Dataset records
========================================

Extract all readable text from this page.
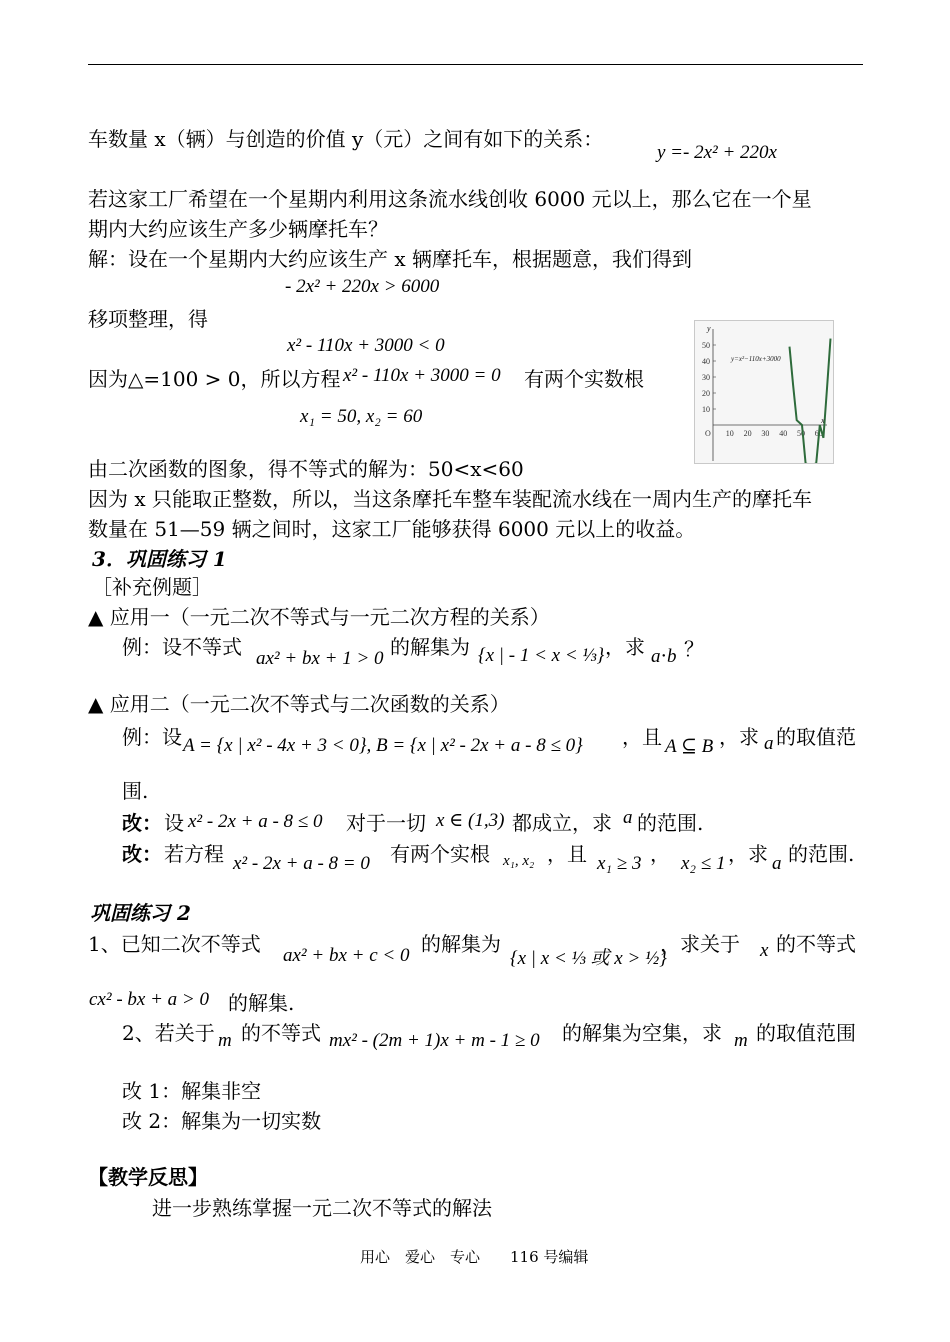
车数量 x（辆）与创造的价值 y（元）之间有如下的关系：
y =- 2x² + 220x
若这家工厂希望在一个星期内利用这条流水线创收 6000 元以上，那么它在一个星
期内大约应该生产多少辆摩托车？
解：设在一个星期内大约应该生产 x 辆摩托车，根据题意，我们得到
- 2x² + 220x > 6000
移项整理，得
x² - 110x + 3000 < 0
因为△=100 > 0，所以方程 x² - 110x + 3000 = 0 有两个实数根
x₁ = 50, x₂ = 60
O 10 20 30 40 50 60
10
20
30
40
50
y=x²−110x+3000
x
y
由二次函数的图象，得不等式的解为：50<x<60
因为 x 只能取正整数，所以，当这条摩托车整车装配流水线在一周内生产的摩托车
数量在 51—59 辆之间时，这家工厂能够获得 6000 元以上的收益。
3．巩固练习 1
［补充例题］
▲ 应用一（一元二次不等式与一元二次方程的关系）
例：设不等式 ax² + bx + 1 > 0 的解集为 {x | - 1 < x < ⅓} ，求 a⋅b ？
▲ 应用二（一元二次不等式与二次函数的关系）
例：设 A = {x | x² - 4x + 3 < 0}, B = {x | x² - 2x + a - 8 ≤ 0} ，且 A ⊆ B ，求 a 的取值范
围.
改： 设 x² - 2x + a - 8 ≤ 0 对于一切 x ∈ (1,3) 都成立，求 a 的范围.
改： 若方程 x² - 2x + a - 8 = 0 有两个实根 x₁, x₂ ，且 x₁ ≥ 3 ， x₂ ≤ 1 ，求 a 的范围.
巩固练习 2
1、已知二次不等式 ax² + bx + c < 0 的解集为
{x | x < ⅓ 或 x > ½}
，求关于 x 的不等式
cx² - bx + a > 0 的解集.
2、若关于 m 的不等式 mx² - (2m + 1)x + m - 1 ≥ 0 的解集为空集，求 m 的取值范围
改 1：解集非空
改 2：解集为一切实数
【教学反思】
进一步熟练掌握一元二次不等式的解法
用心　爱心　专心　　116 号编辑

========================================

WHAT YOU SHOULD DO - Pick out and copy every line that contains the word "的不等式".

RESPONSE TO THIS EXERCISE -
，求关于 x 的不等式
2、若关于 m 的不等式 mx² - (2m + 1)x + m - 1 ≥ 0 的解集为空集，求 m 的取值范围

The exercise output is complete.